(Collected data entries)
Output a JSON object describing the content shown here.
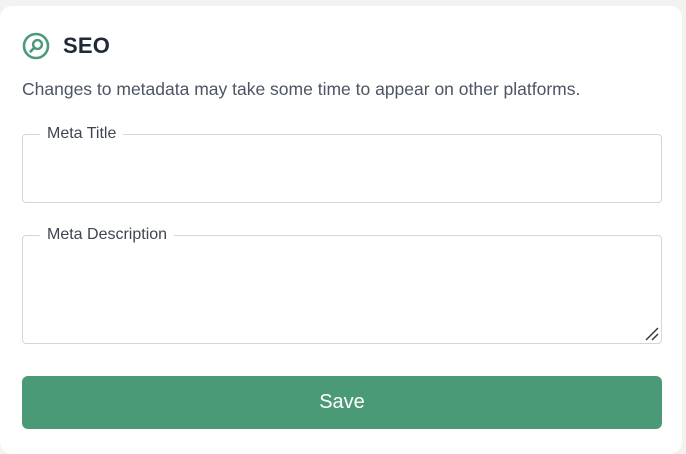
{
  "card": {
    "title": "SEO",
    "title_icon": "search-magnifier-circle-icon",
    "description": "Changes to metadata may take some time to appear on other platforms."
  },
  "fields": {
    "meta_title": {
      "label": "Meta Title",
      "value": ""
    },
    "meta_description": {
      "label": "Meta Description",
      "value": ""
    }
  },
  "actions": {
    "save_label": "Save"
  },
  "colors": {
    "accent": "#4a9a78",
    "background": "#f2f2f1",
    "card": "#ffffff",
    "border": "#d6d6d6",
    "heading": "#1f2937",
    "body_text": "#4b5563"
  }
}
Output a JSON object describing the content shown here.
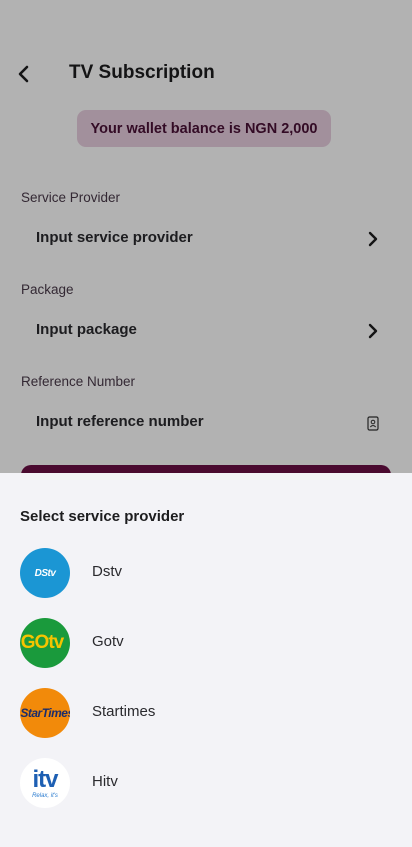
{
  "header": {
    "title": "TV Subscription"
  },
  "wallet": {
    "balance_text": "Your wallet balance is NGN 2,000"
  },
  "form": {
    "service_provider": {
      "label": "Service Provider",
      "placeholder": "Input service provider"
    },
    "package": {
      "label": "Package",
      "placeholder": "Input package"
    },
    "reference": {
      "label": "Reference Number",
      "placeholder": "Input reference number"
    }
  },
  "sheet": {
    "title": "Select service provider",
    "providers": [
      {
        "name": "Dstv",
        "logo_text": "DStv"
      },
      {
        "name": "Gotv",
        "logo_text": "GOtv"
      },
      {
        "name": "Startimes",
        "logo_text": "StarTimes"
      },
      {
        "name": "Hitv",
        "logo_text": "itv",
        "logo_tagline": "Relax, it's"
      }
    ]
  },
  "colors": {
    "brand": "#6b0f45",
    "balance_bg": "#e8cfe0",
    "sheet_bg": "#f3f3f7"
  }
}
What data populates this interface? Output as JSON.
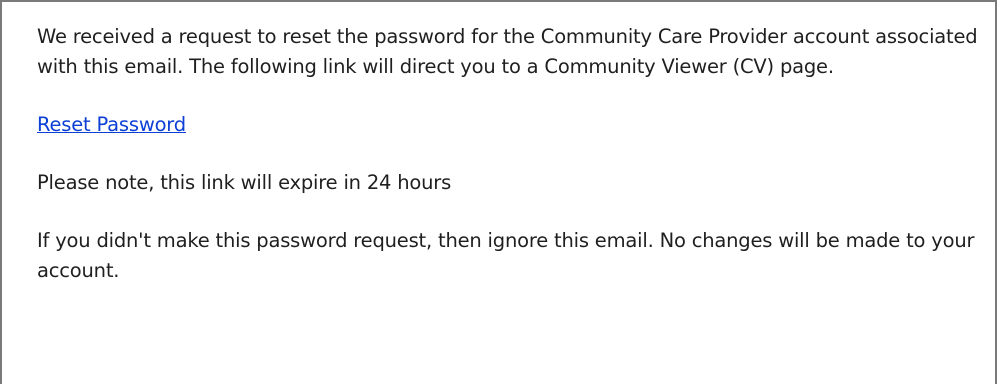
{
  "email": {
    "intro": "We received a request to reset the password for the Community Care Provider account associated with this email. The following link will direct you to a Community Viewer (CV) page.",
    "reset_link_label": "Reset Password",
    "expiry_note": "Please note, this link will expire in 24 hours",
    "ignore_note": "If you didn't make this password request, then ignore this email. No changes will be made to your account."
  },
  "colors": {
    "link": "#0b3fd6",
    "text": "#1f1f1f",
    "border": "#7a7a7a"
  }
}
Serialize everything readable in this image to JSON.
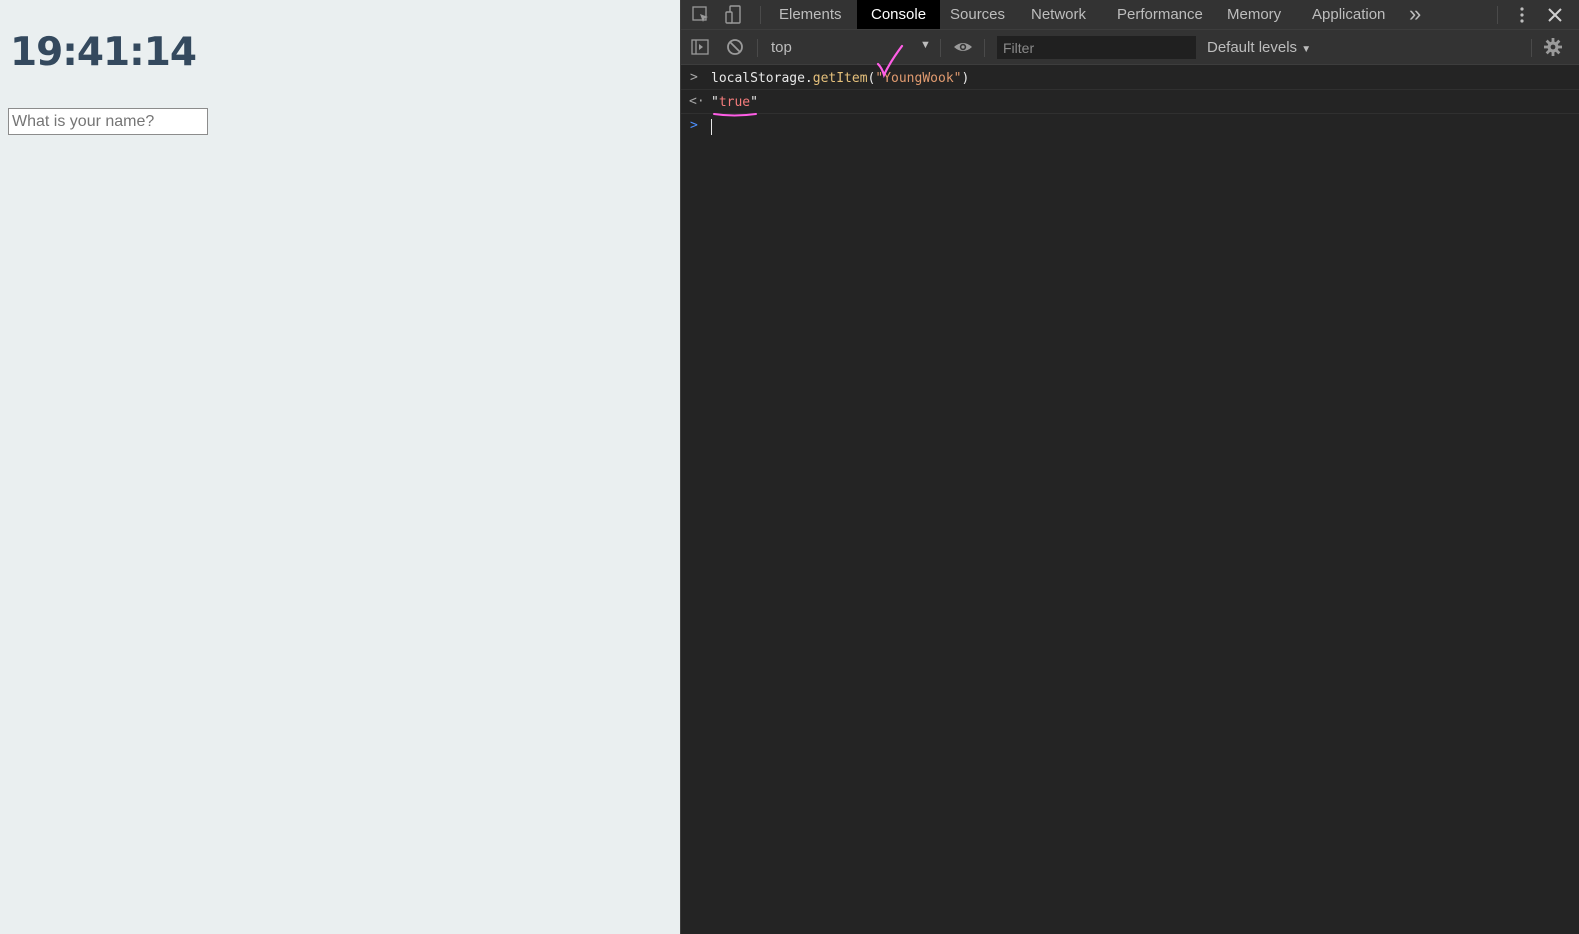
{
  "page": {
    "clock": "19:41:14",
    "name_placeholder": "What is your name?",
    "clock_color": "#34495e"
  },
  "devtools": {
    "tabs": [
      "Elements",
      "Console",
      "Sources",
      "Network",
      "Performance",
      "Memory",
      "Application"
    ],
    "active_tab": "Console",
    "more_tabs_glyph": "»",
    "context": "top",
    "filter_placeholder": "Filter",
    "levels_label": "Default levels",
    "levels_arrow": "▼",
    "context_arrow": "▼",
    "console": {
      "input_prompt": ">",
      "result_prompt": "<·",
      "command": {
        "object": "localStorage",
        "dot": ".",
        "method": "getItem",
        "open": "(",
        "arg": "\"YoungWook\"",
        "close": ")"
      },
      "result": {
        "quote_open": "\"",
        "value": "true",
        "quote_close": "\""
      },
      "active_prompt": ">"
    },
    "colors": {
      "background": "#242424",
      "toolbar": "#333333",
      "active_tab_bg": "#000000",
      "string": "#e09a6f",
      "method": "#e5c07b",
      "result_string": "#f57c7c",
      "prompt_active": "#4d90fe",
      "annotation": "#ff5ee6"
    },
    "icons": [
      "inspect-element-icon",
      "device-toolbar-icon",
      "more-tabs-icon",
      "kebab-menu-icon",
      "close-icon",
      "sidebar-toggle-icon",
      "clear-console-icon",
      "eye-icon",
      "gear-icon"
    ]
  }
}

# SHORT PROBLEM:
Copy out the entries verbatim and leave the images out.

# EXERCISE RESULT:
Output a JSON object describing the content shown here.
{
  "card": {
    "title": "SEO",
    "title_icon": "search-magnifier-circle-icon",
    "description": "Changes to metadata may take some time to appear on other platforms."
  },
  "fields": {
    "meta_title": {
      "label": "Meta Title",
      "value": ""
    },
    "meta_description": {
      "label": "Meta Description",
      "value": ""
    }
  },
  "actions": {
    "save_label": "Save"
  },
  "colors": {
    "accent": "#4a9a78",
    "background": "#f2f2f1",
    "card": "#ffffff",
    "border": "#d6d6d6",
    "heading": "#1f2937",
    "body_text": "#4b5563"
  }
}
Output a JSON object describing the content shown here.
{
  "header": {
    "title": "TV Subscription"
  },
  "wallet": {
    "balance_text": "Your wallet balance is NGN 2,000"
  },
  "form": {
    "service_provider": {
      "label": "Service Provider",
      "placeholder": "Input service provider"
    },
    "package": {
      "label": "Package",
      "placeholder": "Input package"
    },
    "reference": {
      "label": "Reference Number",
      "placeholder": "Input reference number"
    }
  },
  "sheet": {
    "title": "Select service provider",
    "providers": [
      {
        "name": "Dstv",
        "logo_text": "DStv"
      },
      {
        "name": "Gotv",
        "logo_text": "GOtv"
      },
      {
        "name": "Startimes",
        "logo_text": "StarTimes"
      },
      {
        "name": "Hitv",
        "logo_text": "itv",
        "logo_tagline": "Relax, it's"
      }
    ]
  },
  "colors": {
    "brand": "#6b0f45",
    "balance_bg": "#e8cfe0",
    "sheet_bg": "#f3f3f7"
  }
}
What data populates this interface? Output as JSON.
{
  "email": {
    "intro": "We received a request to reset the password for the Community Care Provider account associated with this email. The following link will direct you to a Community Viewer (CV) page.",
    "reset_link_label": "Reset Password",
    "expiry_note": "Please note, this link will expire in 24 hours",
    "ignore_note": "If you didn't make this password request, then ignore this email. No changes will be made to your account."
  },
  "colors": {
    "link": "#0b3fd6",
    "text": "#1f1f1f",
    "border": "#7a7a7a"
  }
}
Serialize everything readable in this image to JSON.
{
  "page": {
    "clock": "19:41:14",
    "name_placeholder": "What is your name?",
    "clock_color": "#34495e"
  },
  "devtools": {
    "tabs": [
      "Elements",
      "Console",
      "Sources",
      "Network",
      "Performance",
      "Memory",
      "Application"
    ],
    "active_tab": "Console",
    "more_tabs_glyph": "»",
    "context": "top",
    "filter_placeholder": "Filter",
    "levels_label": "Default levels",
    "levels_arrow": "▼",
    "context_arrow": "▼",
    "console": {
      "input_prompt": ">",
      "result_prompt": "<·",
      "command": {
        "object": "localStorage",
        "dot": ".",
        "method": "getItem",
        "open": "(",
        "arg": "\"YoungWook\"",
        "close": ")"
      },
      "result": {
        "quote_open": "\"",
        "value": "true",
        "quote_close": "\""
      },
      "active_prompt": ">"
    },
    "colors": {
      "background": "#242424",
      "toolbar": "#333333",
      "active_tab_bg": "#000000",
      "string": "#e09a6f",
      "method": "#e5c07b",
      "result_string": "#f57c7c",
      "prompt_active": "#4d90fe",
      "annotation": "#ff5ee6"
    },
    "icons": [
      "inspect-element-icon",
      "device-toolbar-icon",
      "more-tabs-icon",
      "kebab-menu-icon",
      "close-icon",
      "sidebar-toggle-icon",
      "clear-console-icon",
      "eye-icon",
      "gear-icon"
    ]
  }
}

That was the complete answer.